_Görev_
Satırların en başından başlayıp "tree-item[interactable]: MyBatisTest xyxy=(1140,636,1232,654)" içeren satıra kadar uzanan kısmı, iki uç da dahil olmak üzere, lütfen hiçbir değişiklik yapmadan yeniden yazın.

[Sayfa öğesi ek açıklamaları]

◇ ◇ ◇ ◇

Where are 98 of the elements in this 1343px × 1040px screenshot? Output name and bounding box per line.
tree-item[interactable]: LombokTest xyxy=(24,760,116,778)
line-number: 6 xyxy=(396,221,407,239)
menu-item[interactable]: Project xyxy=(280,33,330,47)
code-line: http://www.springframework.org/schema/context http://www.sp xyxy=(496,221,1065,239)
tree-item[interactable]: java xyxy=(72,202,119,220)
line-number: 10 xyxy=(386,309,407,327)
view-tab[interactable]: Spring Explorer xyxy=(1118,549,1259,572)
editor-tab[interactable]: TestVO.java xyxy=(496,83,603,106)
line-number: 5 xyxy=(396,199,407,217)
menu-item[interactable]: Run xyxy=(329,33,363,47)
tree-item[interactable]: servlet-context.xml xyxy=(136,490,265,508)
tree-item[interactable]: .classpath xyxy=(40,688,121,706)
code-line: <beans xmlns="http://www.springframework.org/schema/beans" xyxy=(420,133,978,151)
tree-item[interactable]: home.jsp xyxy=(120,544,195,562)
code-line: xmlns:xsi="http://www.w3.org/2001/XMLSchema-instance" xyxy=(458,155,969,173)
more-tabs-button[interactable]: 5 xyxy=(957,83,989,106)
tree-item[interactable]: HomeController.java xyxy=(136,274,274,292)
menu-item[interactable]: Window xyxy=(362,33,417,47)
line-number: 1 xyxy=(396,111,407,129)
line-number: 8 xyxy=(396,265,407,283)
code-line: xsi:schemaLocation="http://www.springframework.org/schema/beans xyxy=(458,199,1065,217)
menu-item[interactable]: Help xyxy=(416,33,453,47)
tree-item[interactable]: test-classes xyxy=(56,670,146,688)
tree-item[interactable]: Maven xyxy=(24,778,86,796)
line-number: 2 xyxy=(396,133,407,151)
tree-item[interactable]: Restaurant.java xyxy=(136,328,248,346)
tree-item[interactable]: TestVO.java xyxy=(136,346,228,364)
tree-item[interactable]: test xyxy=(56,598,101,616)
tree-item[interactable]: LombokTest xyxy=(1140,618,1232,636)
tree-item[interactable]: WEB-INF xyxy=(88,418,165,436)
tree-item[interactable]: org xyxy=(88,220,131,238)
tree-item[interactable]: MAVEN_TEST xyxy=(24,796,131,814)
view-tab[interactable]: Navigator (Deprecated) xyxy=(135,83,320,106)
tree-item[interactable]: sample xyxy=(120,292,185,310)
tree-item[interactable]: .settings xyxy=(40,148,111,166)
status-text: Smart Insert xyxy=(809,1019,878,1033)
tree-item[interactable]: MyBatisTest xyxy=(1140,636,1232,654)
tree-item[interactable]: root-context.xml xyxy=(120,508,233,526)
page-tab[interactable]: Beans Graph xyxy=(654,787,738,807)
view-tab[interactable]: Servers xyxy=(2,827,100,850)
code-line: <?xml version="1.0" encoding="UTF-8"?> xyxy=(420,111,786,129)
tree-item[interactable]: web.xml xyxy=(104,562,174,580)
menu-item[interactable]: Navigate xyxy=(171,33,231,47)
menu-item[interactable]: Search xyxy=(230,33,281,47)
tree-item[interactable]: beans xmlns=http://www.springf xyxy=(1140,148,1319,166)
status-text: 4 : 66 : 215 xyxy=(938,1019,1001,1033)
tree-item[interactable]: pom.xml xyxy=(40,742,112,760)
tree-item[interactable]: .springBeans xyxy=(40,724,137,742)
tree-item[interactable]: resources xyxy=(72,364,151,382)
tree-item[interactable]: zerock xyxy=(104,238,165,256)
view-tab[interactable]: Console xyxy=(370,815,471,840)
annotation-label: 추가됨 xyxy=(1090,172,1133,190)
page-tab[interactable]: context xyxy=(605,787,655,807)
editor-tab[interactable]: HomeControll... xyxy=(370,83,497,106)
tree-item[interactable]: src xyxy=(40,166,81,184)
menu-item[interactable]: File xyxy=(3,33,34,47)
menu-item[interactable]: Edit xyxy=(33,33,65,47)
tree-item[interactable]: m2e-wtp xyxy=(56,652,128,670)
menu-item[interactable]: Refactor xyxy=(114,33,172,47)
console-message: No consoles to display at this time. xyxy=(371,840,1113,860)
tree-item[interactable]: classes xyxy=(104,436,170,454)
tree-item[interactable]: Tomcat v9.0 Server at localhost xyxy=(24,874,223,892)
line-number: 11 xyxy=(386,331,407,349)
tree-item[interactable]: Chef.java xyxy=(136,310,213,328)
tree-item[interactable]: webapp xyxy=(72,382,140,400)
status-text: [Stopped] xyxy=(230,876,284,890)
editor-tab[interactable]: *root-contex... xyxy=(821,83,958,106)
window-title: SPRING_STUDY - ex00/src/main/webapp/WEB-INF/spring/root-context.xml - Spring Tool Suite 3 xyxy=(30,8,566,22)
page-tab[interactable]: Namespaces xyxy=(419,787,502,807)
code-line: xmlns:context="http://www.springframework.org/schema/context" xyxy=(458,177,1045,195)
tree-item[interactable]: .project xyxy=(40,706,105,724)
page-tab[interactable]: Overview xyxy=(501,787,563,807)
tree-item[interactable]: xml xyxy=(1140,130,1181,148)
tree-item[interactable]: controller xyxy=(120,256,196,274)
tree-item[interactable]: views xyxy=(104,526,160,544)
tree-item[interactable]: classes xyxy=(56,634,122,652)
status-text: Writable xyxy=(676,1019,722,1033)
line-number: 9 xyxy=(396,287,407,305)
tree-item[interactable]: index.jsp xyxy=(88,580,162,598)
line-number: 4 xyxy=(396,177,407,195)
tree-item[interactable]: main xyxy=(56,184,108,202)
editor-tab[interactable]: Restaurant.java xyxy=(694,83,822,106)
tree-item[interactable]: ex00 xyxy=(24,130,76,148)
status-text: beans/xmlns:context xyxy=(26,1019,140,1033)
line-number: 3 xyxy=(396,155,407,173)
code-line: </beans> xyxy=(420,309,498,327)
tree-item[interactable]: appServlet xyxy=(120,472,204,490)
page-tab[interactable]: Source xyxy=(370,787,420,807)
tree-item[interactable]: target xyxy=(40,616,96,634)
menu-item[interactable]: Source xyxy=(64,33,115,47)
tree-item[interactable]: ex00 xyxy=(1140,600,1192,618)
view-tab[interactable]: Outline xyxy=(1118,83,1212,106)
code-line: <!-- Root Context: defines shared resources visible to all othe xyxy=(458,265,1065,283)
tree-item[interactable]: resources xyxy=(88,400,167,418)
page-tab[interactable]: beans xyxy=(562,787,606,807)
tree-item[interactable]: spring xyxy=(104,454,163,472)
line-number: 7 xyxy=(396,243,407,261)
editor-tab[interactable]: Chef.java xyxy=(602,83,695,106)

◇ ◇ ◇ ◇

_Alıştırmanın Yanıtı_
Where are 98 of the elements in this 1343px × 1040px screenshot? Output name and bounding box per line.
tree-item[interactable]: LombokTest xyxy=(24,760,116,778)
line-number: 6 xyxy=(396,221,407,239)
menu-item[interactable]: Project xyxy=(280,33,330,47)
code-line: http://www.springframework.org/schema/context http://www.sp xyxy=(496,221,1065,239)
tree-item[interactable]: java xyxy=(72,202,119,220)
line-number: 10 xyxy=(386,309,407,327)
view-tab[interactable]: Spring Explorer xyxy=(1118,549,1259,572)
editor-tab[interactable]: TestVO.java xyxy=(496,83,603,106)
line-number: 5 xyxy=(396,199,407,217)
menu-item[interactable]: Run xyxy=(329,33,363,47)
tree-item[interactable]: servlet-context.xml xyxy=(136,490,265,508)
tree-item[interactable]: .classpath xyxy=(40,688,121,706)
code-line: <beans xmlns="http://www.springframework.org/schema/beans" xyxy=(420,133,978,151)
tree-item[interactable]: home.jsp xyxy=(120,544,195,562)
code-line: xmlns:xsi="http://www.w3.org/2001/XMLSchema-instance" xyxy=(458,155,969,173)
more-tabs-button[interactable]: 5 xyxy=(957,83,989,106)
tree-item[interactable]: HomeController.java xyxy=(136,274,274,292)
menu-item[interactable]: Window xyxy=(362,33,417,47)
line-number: 1 xyxy=(396,111,407,129)
line-number: 8 xyxy=(396,265,407,283)
code-line: xsi:schemaLocation="http://www.springframework.org/schema/beans xyxy=(458,199,1065,217)
menu-item[interactable]: Help xyxy=(416,33,453,47)
tree-item[interactable]: test-classes xyxy=(56,670,146,688)
tree-item[interactable]: Maven xyxy=(24,778,86,796)
line-number: 2 xyxy=(396,133,407,151)
tree-item[interactable]: Restaurant.java xyxy=(136,328,248,346)
tree-item[interactable]: TestVO.java xyxy=(136,346,228,364)
tree-item[interactable]: test xyxy=(56,598,101,616)
tree-item[interactable]: LombokTest xyxy=(1140,618,1232,636)
tree-item[interactable]: WEB-INF xyxy=(88,418,165,436)
tree-item[interactable]: org xyxy=(88,220,131,238)
tree-item[interactable]: MAVEN_TEST xyxy=(24,796,131,814)
view-tab[interactable]: Navigator (Deprecated) xyxy=(135,83,320,106)
tree-item[interactable]: sample xyxy=(120,292,185,310)
tree-item[interactable]: .settings xyxy=(40,148,111,166)
status-text: Smart Insert xyxy=(809,1019,878,1033)
tree-item[interactable]: MyBatisTest xyxy=(1140,636,1232,654)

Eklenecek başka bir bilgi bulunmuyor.